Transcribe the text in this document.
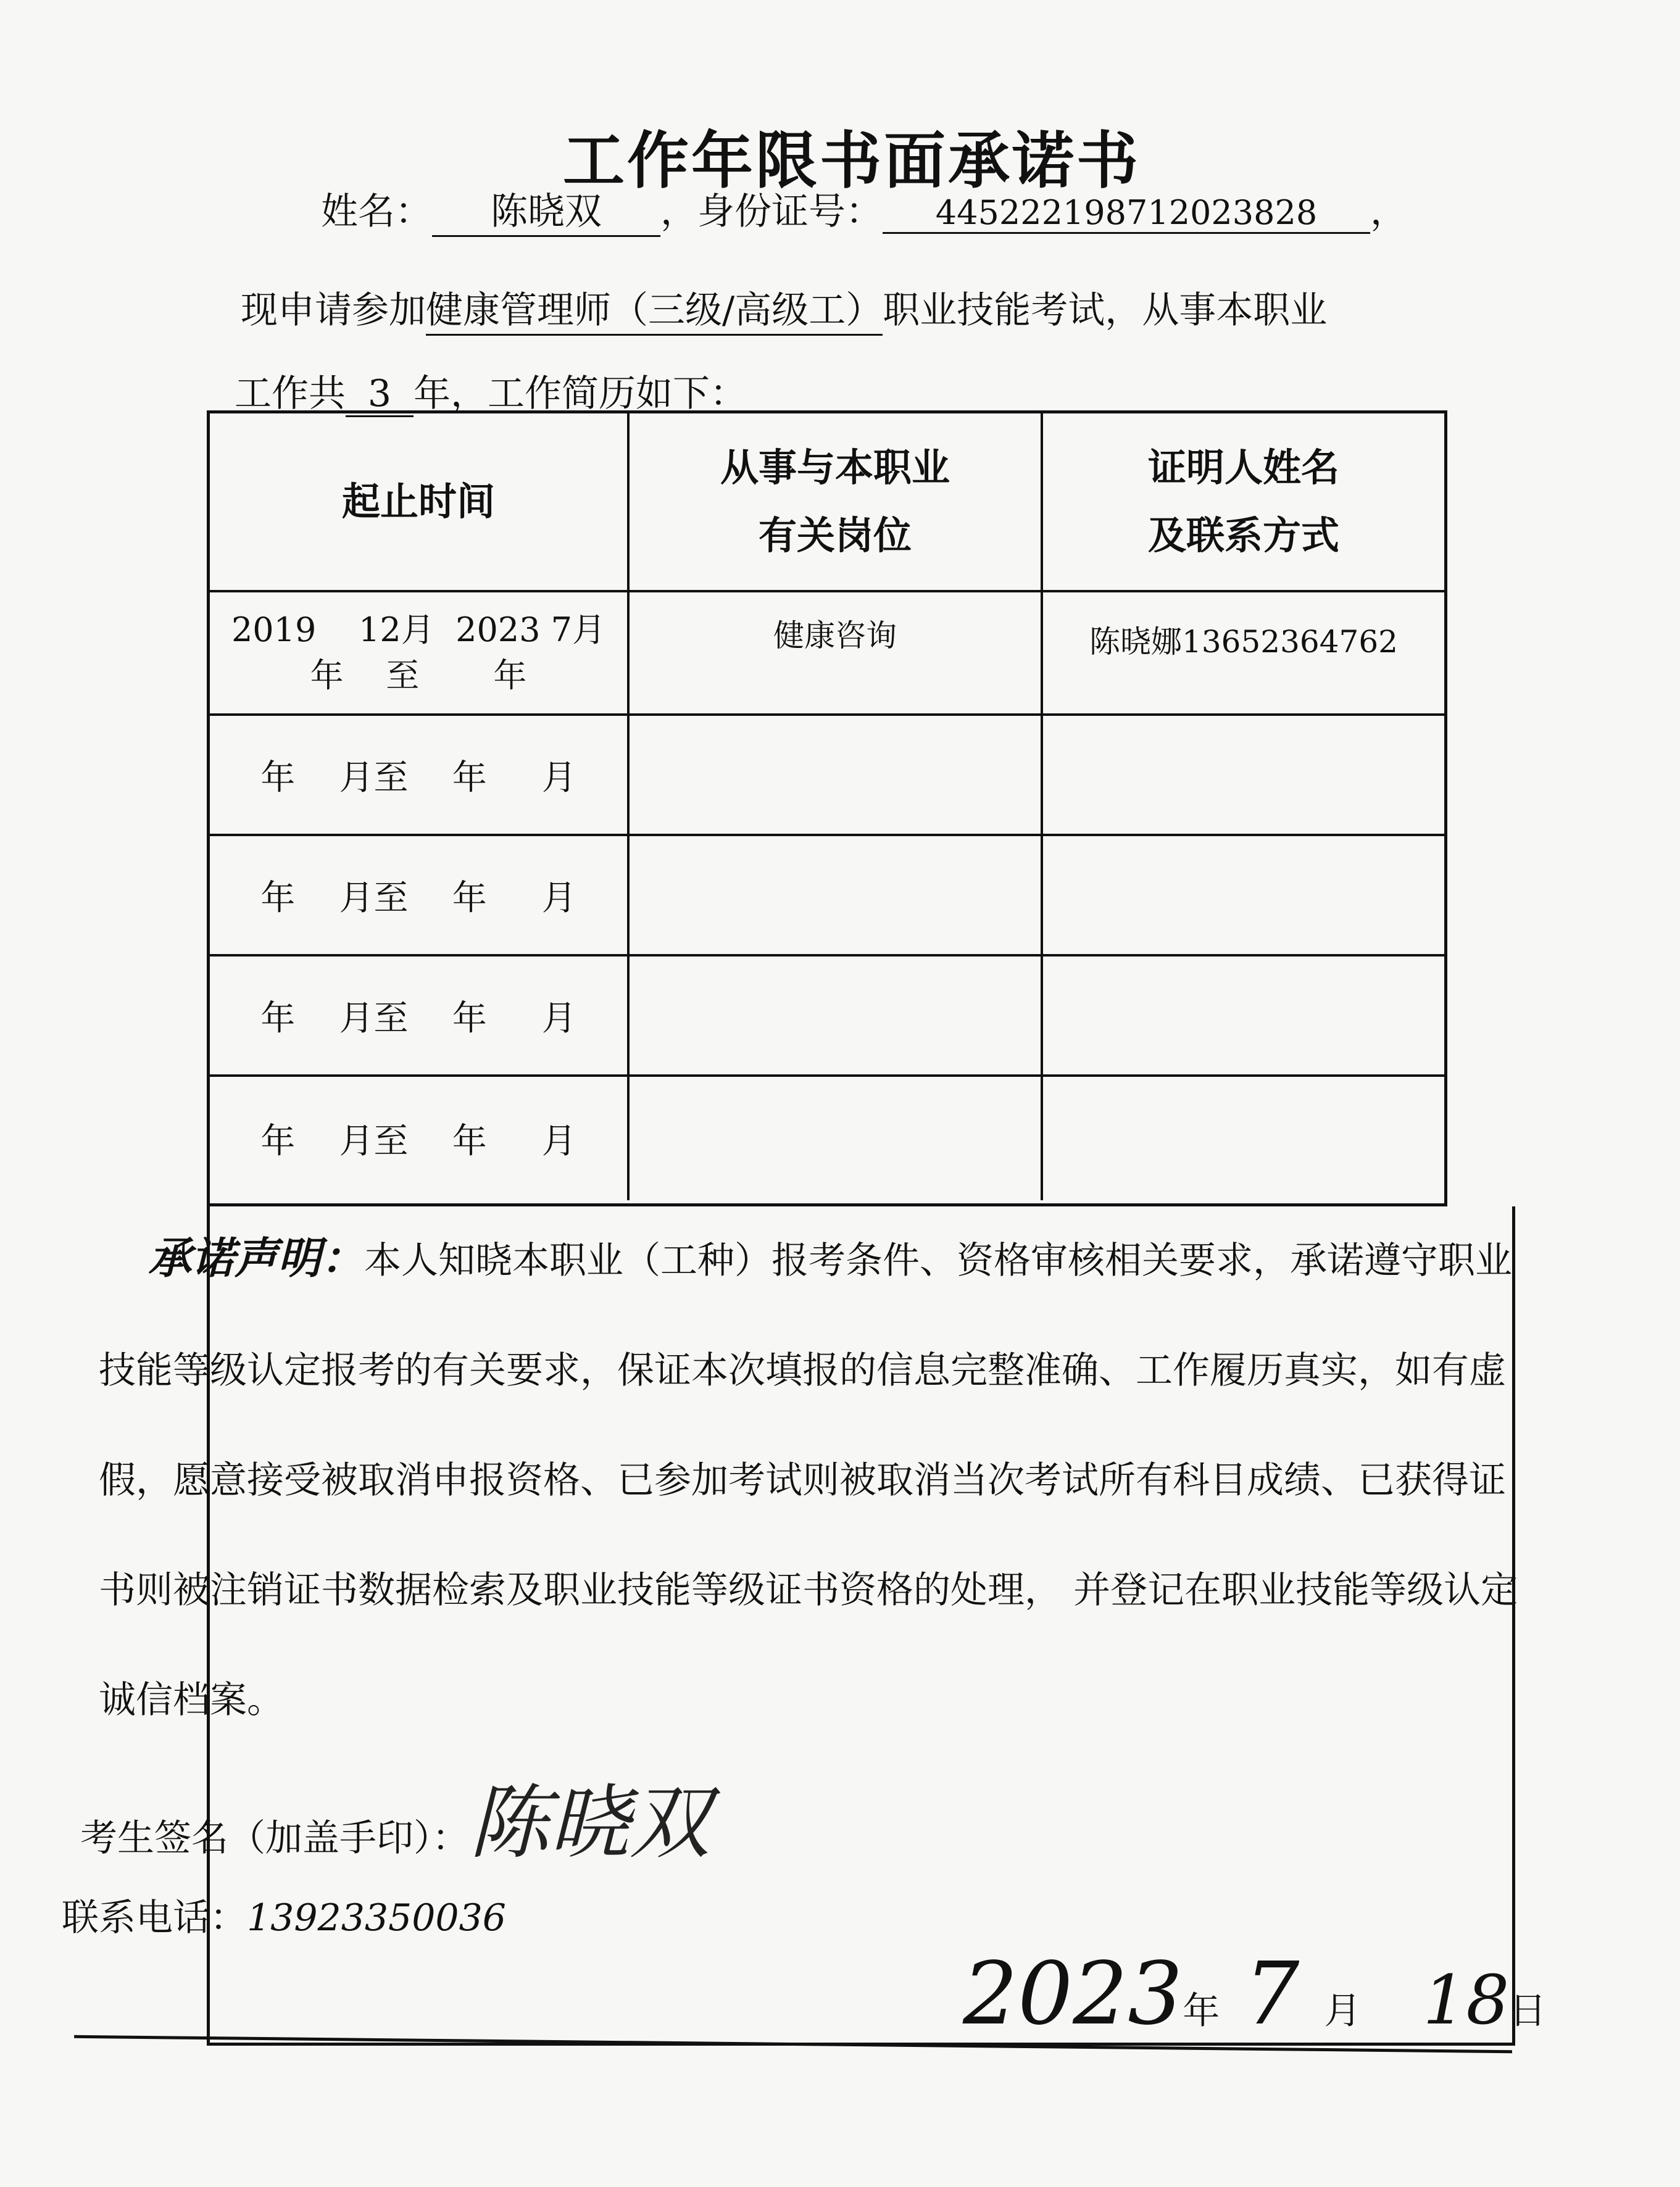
工作年限书面承诺书
姓名： 陈晓双 ，身份证号： 445222198712023828 ，
现申请参加健康管理师（三级/高级工）职业技能考试，从事本职业
工作共 3 年，工作简历如下：
起止时间
从事与本职业
有关岗位
证明人姓名
及联系方式
2019    12月  2023 7月
年    至       年
健康咨询	陈晓娜13652364762
年    月至    年     月
年    月至    年     月
年    月至    年     月
年    月至    年     月
承诺声明：本人知晓本职业（工种）报考条件、资格审核相关要求，承诺遵守职业技能等级认定报考的有关要求，保证本次填报的信息完整准确、工作履历真实，如有虚假，愿意接受被取消申报资格、已参加考试则被取消当次考试所有科目成绩、已获得证书则被注销证书数据检索及职业技能等级证书资格的处理， 并登记在职业技能等级认定诚信档案。
考生签名（加盖手印）：陈晓双
联系电话：13923350036
2023年 7 月 18日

TASK TO CARRY OUT: Copy the material above in full and exactly, skipping pictures.

FULL SOLUTION:
Transcribe the text in this document.
工作年限书面承诺书
姓名： 陈晓双 ，身份证号： 445222198712023828 ，
现申请参加健康管理师（三级/高级工）职业技能考试，从事本职业
工作共 3 年，工作简历如下：
起止时间
从事与本职业
有关岗位
证明人姓名
及联系方式
2019    12月  2023 7月
年    至       年
健康咨询	陈晓娜13652364762
年    月至    年     月
年    月至    年     月
年    月至    年     月
年    月至    年     月
承诺声明：本人知晓本职业（工种）报考条件、资格审核相关要求，承诺遵守职业技能等级认定报考的有关要求，保证本次填报的信息完整准确、工作履历真实，如有虚假，愿意接受被取消申报资格、已参加考试则被取消当次考试所有科目成绩、已获得证书则被注销证书数据检索及职业技能等级证书资格的处理， 并登记在职业技能等级认定诚信档案。
考生签名（加盖手印）：陈晓双
联系电话：13923350036
2023年 7 月 18日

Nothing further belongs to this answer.